▸ DO THIS
Pull out every line below holding the word "name".

▸ RECORD EXTRACTS

◇ ◇ ◇

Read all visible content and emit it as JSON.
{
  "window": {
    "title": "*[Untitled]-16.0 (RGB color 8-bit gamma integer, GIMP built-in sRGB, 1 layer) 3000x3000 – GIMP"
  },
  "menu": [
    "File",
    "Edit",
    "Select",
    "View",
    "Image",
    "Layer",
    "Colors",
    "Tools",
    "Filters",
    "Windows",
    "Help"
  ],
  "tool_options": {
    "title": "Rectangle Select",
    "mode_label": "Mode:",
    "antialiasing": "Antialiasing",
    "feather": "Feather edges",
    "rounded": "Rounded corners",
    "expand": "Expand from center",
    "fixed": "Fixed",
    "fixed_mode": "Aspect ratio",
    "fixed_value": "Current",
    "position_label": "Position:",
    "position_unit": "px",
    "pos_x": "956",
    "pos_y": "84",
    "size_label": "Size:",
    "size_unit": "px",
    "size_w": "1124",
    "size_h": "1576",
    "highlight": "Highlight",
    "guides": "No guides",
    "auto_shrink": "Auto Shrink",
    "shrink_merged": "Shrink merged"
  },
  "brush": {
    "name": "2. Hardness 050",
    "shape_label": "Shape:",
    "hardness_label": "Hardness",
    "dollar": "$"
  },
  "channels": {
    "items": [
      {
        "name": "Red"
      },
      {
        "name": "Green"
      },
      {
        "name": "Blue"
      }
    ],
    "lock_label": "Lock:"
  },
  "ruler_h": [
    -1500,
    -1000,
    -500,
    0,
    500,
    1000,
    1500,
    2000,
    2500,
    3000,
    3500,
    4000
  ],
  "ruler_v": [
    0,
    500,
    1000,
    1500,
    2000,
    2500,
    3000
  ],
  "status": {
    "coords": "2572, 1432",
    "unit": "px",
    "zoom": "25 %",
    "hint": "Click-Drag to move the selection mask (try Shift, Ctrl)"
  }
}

◇ ◇ ◇

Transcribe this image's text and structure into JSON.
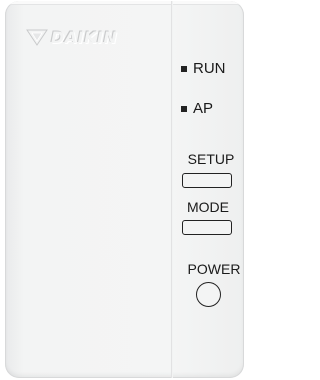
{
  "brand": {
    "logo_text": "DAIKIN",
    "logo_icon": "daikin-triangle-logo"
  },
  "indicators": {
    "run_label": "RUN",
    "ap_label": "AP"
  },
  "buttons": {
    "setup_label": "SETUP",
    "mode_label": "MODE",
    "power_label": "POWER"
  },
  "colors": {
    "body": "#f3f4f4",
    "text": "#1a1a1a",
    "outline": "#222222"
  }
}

◇ ◇ ◇

▸ REPLY
    "name": "2. Hardness 050",
        "name": "Red"
        "name": "Green"
        "name": "Blue"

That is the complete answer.